Show every line in the records below that contains the word "certify".

--- begin STORED ROWS ---

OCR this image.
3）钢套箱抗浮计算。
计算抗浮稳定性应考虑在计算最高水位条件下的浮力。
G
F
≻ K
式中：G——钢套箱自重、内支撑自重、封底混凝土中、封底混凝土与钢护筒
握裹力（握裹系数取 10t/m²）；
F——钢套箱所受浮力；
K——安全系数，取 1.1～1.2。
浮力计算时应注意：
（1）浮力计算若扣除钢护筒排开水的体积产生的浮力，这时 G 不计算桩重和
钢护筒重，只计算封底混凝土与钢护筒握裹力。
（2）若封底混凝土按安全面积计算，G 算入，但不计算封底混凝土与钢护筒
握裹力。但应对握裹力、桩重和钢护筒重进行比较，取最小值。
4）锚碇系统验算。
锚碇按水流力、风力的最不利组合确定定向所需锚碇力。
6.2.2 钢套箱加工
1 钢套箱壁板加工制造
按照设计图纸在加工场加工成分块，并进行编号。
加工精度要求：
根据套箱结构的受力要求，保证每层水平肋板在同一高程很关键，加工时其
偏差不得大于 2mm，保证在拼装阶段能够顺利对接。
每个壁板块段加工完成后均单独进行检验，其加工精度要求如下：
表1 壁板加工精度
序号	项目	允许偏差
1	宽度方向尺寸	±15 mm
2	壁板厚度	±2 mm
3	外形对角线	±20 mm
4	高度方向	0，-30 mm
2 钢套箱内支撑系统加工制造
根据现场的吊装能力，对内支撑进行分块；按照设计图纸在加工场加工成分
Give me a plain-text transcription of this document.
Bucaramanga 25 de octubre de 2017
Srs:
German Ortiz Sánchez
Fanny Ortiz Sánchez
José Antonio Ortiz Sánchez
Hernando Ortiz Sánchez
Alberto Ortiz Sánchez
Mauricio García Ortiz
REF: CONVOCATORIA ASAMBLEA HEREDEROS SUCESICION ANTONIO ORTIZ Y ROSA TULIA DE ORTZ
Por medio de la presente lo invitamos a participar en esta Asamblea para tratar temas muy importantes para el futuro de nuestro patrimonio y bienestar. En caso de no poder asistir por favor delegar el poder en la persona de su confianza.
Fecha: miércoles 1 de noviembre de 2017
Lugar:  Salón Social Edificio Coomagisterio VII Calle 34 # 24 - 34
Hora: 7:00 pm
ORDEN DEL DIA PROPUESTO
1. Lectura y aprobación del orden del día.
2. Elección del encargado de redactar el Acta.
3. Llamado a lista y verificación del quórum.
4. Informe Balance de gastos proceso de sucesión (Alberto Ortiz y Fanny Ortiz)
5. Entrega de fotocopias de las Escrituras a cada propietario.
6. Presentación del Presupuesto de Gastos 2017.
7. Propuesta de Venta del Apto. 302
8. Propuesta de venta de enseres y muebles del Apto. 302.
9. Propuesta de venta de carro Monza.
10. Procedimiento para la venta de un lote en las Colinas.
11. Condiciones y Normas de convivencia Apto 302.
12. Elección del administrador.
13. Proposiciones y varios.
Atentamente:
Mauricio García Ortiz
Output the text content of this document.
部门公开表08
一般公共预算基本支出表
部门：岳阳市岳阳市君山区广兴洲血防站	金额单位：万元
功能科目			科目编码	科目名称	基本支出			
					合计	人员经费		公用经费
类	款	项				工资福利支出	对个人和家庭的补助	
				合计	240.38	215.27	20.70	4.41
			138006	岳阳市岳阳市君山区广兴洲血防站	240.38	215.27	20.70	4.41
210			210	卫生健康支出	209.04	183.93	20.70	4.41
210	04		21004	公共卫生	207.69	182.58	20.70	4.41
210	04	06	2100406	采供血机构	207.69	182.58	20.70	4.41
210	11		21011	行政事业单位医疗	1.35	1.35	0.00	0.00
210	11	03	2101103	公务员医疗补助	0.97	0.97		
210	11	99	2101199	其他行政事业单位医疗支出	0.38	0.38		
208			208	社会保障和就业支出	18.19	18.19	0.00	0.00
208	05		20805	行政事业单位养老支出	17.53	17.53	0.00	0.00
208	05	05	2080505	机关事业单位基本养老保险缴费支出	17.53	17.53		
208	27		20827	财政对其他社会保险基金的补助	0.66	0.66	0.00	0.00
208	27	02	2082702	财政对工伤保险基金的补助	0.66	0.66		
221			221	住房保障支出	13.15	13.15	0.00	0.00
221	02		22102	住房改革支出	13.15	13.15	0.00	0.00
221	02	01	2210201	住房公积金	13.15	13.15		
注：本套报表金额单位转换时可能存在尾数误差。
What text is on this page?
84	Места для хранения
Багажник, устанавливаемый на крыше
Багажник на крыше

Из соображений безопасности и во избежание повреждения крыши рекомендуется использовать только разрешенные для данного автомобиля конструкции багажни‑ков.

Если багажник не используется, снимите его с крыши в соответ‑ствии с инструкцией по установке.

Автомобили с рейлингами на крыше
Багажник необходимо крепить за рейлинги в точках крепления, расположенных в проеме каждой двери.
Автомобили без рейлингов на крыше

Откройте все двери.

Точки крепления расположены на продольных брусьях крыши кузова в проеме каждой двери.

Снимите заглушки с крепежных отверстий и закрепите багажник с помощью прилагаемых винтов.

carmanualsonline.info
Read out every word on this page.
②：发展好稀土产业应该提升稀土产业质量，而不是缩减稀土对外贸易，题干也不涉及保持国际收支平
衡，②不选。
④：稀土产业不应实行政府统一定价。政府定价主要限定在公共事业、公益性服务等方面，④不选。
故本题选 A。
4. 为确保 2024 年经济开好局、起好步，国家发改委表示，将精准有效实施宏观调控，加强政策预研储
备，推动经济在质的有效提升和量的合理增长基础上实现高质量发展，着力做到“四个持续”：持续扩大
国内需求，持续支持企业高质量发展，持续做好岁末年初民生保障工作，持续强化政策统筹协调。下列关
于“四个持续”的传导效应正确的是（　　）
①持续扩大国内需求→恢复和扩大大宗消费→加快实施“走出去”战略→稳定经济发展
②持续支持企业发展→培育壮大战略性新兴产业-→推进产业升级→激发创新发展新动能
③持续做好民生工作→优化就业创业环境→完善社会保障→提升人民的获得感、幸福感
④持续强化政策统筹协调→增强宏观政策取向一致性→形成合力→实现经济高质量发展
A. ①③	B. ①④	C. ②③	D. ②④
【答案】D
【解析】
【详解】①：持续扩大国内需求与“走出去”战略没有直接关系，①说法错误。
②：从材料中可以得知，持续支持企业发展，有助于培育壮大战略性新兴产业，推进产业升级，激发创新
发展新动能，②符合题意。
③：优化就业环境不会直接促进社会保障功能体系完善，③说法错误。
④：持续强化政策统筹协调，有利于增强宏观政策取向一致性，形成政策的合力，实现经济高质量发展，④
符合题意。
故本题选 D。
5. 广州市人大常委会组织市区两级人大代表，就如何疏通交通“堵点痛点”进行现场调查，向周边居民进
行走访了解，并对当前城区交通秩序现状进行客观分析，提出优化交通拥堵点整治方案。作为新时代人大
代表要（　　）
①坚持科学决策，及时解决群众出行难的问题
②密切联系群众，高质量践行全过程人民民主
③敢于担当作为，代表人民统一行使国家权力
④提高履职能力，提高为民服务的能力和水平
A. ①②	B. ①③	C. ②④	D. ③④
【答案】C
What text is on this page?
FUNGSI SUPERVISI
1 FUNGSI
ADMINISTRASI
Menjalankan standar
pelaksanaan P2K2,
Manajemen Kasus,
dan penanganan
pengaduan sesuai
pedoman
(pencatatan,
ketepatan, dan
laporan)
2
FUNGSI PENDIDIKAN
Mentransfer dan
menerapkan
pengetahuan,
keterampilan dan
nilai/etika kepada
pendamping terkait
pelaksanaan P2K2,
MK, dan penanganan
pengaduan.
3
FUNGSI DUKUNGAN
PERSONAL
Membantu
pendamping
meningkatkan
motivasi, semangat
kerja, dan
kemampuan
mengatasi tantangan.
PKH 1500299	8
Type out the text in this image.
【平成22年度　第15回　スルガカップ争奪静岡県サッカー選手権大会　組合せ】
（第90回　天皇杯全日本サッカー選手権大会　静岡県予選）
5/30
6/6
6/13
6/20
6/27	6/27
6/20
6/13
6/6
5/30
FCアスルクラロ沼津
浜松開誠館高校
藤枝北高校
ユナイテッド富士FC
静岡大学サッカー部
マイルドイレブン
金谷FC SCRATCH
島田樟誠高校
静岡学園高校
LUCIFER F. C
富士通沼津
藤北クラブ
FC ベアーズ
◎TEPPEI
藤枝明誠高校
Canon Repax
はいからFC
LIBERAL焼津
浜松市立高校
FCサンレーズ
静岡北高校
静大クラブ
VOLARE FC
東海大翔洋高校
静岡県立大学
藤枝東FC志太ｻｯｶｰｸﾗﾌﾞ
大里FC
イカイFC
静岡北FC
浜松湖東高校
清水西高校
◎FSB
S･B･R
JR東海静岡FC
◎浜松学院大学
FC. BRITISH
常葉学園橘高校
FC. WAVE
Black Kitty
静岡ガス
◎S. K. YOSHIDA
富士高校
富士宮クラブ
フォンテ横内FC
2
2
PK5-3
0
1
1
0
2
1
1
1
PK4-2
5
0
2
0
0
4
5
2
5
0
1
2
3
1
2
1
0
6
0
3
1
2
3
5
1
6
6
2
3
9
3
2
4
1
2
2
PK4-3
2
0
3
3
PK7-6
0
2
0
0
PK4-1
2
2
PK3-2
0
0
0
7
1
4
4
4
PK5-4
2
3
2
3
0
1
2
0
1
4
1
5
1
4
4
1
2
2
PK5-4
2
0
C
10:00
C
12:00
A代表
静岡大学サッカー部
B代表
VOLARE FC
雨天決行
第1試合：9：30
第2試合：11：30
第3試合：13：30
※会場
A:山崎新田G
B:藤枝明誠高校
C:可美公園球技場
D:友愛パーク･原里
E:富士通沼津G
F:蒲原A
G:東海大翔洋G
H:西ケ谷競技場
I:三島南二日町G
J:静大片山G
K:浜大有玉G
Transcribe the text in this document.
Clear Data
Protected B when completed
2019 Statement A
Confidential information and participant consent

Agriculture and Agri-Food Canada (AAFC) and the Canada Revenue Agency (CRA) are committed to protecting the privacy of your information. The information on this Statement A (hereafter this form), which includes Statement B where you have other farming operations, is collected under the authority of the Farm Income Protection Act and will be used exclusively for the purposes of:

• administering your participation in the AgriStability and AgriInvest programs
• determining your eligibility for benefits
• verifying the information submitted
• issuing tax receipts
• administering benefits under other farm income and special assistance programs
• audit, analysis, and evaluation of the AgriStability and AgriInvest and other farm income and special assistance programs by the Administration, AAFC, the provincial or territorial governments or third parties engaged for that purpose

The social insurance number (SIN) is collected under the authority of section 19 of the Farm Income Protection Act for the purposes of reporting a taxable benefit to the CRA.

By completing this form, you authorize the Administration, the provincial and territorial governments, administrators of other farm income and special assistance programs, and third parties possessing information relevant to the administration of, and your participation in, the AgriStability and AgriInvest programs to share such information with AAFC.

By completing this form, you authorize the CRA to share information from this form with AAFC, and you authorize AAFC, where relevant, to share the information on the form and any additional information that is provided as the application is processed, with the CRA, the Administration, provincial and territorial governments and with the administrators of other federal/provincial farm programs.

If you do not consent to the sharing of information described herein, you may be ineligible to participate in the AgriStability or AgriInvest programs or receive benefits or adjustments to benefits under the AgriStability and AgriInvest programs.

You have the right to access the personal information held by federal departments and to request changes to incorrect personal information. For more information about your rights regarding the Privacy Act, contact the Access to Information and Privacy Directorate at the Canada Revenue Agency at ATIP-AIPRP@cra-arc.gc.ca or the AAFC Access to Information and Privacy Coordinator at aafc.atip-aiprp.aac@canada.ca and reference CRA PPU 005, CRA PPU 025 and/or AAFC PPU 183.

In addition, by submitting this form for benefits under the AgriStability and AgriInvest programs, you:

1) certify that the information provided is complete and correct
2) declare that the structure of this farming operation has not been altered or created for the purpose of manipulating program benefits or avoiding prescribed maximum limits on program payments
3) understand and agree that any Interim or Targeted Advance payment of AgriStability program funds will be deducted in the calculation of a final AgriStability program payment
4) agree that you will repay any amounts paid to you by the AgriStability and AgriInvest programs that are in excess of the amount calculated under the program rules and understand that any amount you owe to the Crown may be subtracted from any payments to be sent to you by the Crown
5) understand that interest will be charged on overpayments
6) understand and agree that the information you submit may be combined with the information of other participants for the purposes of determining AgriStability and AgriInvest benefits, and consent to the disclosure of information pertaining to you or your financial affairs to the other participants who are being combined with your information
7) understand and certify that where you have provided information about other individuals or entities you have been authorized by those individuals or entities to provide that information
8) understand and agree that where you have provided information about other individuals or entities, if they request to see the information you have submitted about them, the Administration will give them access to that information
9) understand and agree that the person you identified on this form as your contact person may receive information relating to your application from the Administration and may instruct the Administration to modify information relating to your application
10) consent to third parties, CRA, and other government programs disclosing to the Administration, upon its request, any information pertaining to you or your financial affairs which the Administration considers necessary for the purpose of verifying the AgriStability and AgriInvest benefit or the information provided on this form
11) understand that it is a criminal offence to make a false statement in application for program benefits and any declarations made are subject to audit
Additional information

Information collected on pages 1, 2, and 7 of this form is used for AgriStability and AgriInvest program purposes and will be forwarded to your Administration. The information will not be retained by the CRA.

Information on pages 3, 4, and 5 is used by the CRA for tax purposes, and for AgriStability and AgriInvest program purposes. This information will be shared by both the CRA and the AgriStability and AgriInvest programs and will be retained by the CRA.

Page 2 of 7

--- end STORED ROWS ---

| WRITTEN ANSWER |
1) certify that the information provided is complete and correct
7) understand and certify that where you have provided information about other individuals or entities you have been authorized by those individuals or entities to provide that information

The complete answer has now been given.